# Exercise
Filter the data for lines with the word "https", then copy every line so identified.

# Data shown
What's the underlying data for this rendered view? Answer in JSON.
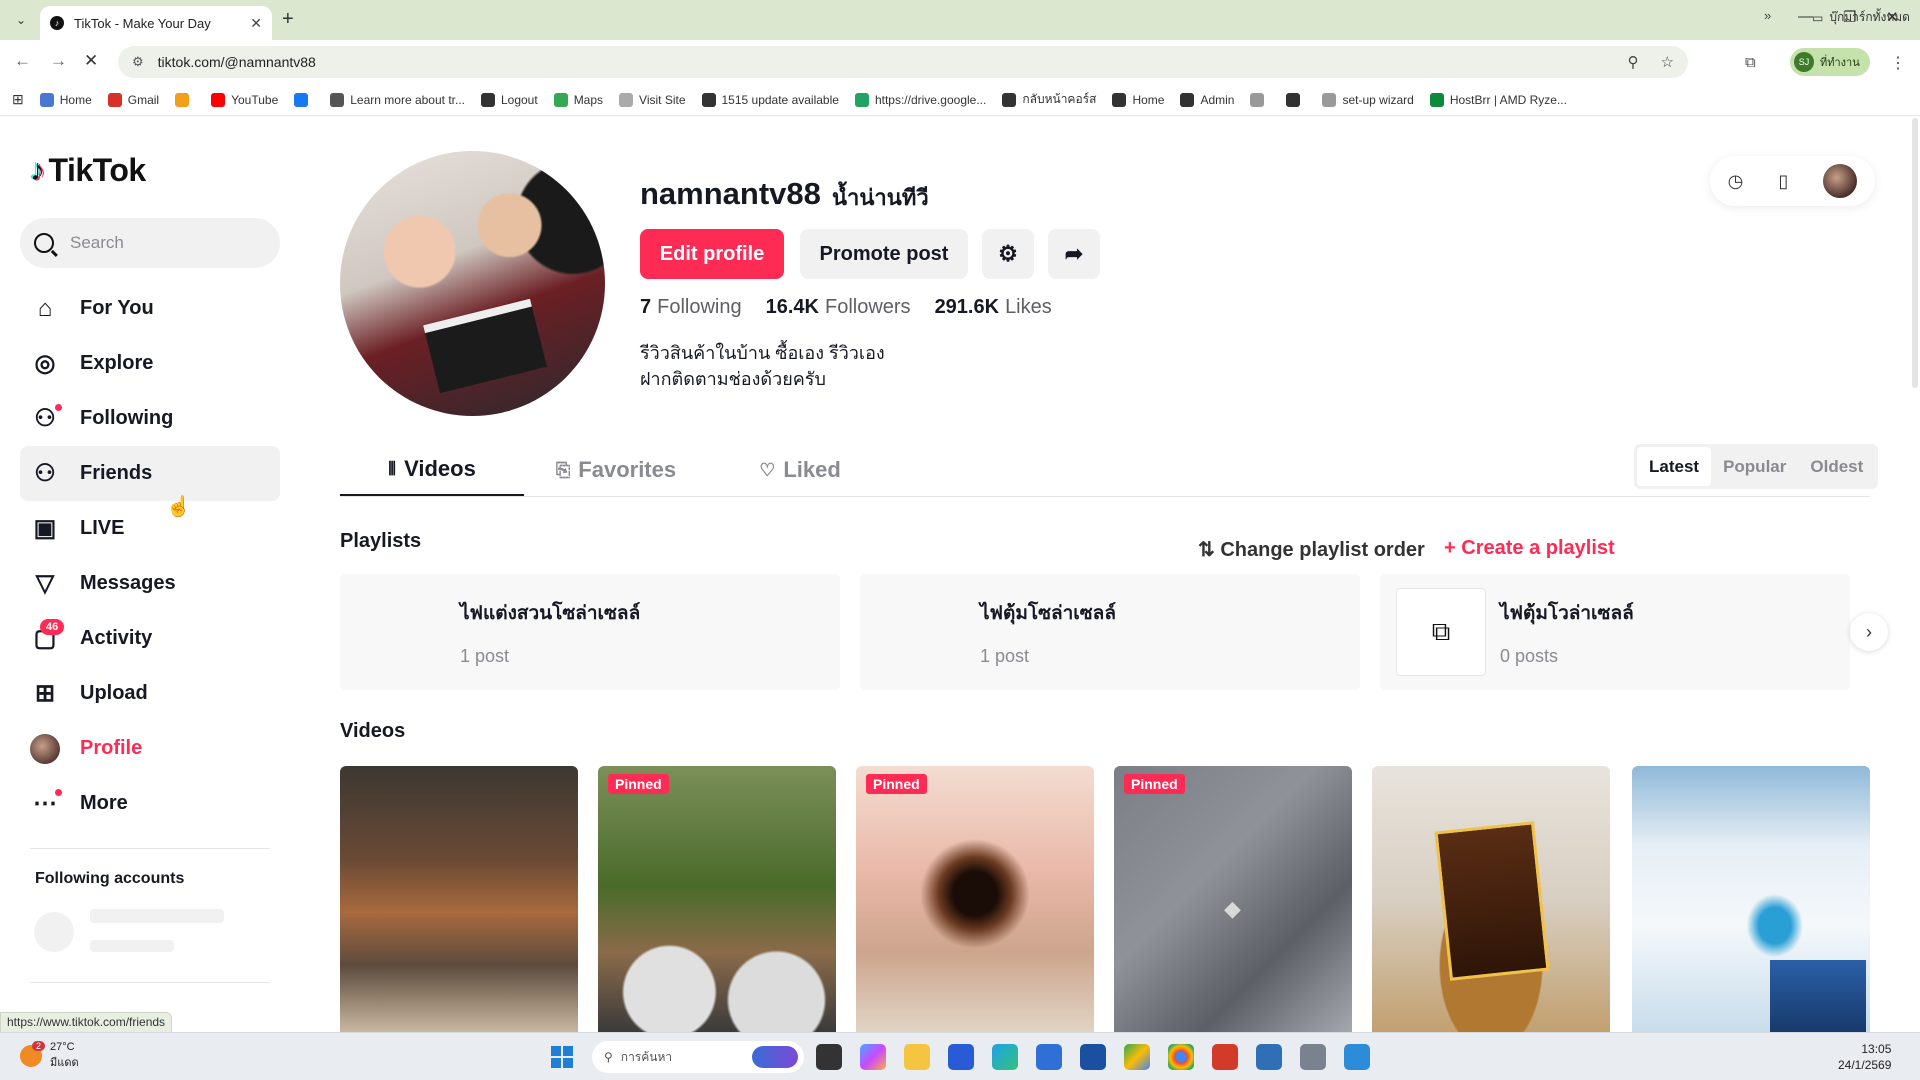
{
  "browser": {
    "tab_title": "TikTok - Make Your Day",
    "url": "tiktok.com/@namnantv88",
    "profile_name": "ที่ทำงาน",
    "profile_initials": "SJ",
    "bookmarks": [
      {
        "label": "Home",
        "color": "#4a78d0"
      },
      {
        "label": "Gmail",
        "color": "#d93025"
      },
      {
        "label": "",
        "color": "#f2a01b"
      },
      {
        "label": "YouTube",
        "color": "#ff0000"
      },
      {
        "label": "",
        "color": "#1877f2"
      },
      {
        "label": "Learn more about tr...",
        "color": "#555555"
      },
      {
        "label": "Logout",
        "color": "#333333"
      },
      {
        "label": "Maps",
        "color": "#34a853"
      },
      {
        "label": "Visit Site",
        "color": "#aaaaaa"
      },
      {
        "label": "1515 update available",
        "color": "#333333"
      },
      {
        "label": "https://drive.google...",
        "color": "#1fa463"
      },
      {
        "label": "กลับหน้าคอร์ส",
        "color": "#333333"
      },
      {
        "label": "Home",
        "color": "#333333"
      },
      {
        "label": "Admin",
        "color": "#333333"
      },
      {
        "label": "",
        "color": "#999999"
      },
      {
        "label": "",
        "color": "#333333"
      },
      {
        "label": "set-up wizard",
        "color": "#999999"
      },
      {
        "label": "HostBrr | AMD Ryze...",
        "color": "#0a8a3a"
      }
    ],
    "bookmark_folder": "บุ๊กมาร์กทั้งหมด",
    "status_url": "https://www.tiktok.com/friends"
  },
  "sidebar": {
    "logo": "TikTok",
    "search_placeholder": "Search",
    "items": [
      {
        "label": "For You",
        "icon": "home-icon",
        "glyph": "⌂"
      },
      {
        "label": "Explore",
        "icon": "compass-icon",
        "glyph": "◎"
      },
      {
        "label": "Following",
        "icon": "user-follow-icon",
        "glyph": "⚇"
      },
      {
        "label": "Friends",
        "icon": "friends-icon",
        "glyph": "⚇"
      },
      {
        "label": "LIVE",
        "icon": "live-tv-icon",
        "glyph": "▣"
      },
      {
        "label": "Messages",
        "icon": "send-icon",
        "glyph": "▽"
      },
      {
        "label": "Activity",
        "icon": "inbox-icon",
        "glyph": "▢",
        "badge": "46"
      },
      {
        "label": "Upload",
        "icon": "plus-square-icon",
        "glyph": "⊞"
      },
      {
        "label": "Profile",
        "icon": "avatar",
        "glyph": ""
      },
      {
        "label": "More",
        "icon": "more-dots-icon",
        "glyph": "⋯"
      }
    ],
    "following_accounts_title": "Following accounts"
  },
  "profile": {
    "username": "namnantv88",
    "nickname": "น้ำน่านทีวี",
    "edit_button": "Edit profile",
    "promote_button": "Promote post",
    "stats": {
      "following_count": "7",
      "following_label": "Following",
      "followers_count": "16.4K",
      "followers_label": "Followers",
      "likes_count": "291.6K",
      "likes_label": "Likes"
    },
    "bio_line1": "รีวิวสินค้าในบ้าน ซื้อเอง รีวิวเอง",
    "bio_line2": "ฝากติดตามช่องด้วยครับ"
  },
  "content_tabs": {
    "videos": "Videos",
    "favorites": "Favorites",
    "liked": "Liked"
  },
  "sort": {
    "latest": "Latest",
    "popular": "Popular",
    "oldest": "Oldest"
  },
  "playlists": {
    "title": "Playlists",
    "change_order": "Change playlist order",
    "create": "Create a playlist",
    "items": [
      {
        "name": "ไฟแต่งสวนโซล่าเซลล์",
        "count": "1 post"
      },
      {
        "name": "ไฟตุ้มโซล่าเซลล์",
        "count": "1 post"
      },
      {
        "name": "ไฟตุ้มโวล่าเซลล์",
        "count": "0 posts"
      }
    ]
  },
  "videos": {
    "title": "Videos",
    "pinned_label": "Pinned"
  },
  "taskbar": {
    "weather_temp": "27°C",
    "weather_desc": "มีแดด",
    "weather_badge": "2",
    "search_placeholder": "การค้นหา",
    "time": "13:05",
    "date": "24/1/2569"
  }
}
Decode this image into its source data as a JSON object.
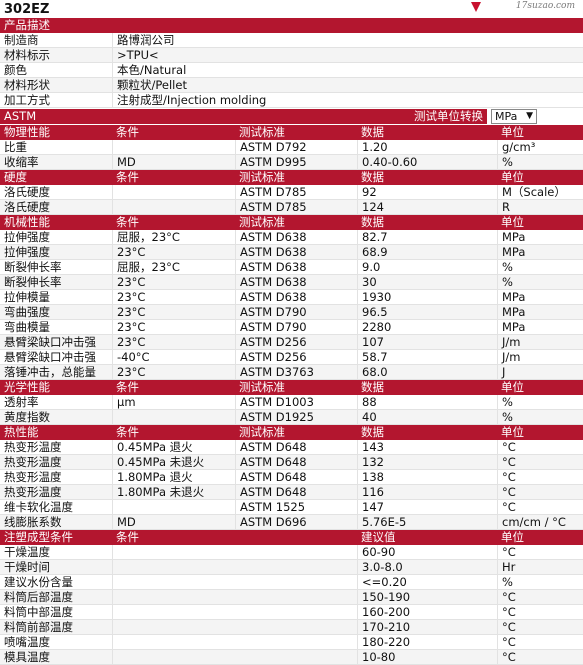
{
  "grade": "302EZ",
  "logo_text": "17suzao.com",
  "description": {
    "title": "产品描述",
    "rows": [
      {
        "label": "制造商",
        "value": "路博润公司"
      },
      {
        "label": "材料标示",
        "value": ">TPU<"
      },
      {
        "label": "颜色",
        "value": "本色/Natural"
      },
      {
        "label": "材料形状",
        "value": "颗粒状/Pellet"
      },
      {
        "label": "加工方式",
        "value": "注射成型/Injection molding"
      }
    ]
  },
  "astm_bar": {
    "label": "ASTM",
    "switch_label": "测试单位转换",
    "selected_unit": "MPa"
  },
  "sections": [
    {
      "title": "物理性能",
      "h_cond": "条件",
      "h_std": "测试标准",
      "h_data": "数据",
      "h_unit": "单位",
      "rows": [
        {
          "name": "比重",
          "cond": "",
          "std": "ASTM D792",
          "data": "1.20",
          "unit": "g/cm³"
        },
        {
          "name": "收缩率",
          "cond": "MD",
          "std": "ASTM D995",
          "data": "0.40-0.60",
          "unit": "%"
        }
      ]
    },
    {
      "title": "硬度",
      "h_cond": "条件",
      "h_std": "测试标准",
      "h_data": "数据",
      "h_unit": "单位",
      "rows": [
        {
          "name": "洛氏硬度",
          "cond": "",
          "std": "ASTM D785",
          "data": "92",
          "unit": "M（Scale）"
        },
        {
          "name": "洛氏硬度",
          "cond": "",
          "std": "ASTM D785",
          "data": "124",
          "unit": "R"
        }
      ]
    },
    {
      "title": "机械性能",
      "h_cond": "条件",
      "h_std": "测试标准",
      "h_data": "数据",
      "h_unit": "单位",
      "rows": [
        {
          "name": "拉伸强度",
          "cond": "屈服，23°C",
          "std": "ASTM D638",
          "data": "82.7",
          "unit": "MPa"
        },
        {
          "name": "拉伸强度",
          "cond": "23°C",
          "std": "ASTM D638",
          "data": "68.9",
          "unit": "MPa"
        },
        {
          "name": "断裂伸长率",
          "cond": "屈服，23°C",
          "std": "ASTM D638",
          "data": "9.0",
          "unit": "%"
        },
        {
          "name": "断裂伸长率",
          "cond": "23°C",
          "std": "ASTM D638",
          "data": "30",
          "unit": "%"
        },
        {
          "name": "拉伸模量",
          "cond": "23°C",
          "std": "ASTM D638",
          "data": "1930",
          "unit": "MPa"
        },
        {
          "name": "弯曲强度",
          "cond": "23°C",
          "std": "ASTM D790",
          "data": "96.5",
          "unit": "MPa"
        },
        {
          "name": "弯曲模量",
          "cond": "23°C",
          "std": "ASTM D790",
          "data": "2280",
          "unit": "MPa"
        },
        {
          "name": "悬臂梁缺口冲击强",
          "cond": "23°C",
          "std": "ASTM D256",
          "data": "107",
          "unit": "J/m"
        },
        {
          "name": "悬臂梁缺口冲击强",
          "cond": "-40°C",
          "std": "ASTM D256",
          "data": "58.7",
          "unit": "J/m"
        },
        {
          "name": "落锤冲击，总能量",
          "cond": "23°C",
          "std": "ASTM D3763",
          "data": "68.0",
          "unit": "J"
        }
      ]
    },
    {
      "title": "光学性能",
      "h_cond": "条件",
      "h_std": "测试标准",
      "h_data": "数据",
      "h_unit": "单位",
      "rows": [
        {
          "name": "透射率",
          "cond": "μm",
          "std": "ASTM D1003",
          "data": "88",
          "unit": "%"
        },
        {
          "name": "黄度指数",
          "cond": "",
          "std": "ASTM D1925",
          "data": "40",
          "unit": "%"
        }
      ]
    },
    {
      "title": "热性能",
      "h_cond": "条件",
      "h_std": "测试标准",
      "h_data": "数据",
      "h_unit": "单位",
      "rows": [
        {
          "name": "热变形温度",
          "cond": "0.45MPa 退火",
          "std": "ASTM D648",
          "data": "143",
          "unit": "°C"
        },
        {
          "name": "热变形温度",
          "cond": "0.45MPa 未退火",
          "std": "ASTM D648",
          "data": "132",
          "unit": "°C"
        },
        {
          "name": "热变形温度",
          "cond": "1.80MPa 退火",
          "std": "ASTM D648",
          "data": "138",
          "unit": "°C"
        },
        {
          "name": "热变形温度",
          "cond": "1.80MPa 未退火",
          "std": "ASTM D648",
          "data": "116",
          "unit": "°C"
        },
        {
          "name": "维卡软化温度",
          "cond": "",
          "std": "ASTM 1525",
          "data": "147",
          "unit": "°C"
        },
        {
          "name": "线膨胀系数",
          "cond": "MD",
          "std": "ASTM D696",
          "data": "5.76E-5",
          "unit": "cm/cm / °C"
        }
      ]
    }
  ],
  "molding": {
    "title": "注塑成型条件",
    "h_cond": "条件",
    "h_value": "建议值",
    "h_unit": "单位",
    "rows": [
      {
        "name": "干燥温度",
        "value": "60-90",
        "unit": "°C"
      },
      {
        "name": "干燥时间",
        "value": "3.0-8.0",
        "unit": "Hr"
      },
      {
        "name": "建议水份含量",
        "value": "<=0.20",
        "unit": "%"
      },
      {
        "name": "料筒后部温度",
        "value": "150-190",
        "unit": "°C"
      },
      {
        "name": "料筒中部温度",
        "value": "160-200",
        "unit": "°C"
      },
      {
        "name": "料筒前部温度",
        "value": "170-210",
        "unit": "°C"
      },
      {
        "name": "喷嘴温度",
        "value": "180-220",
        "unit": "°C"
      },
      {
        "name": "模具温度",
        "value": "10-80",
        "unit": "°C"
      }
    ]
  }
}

# Output for this exercise
        "label": "https://drive.google...",
    "status_url": "https://www.tiktok.com/friends"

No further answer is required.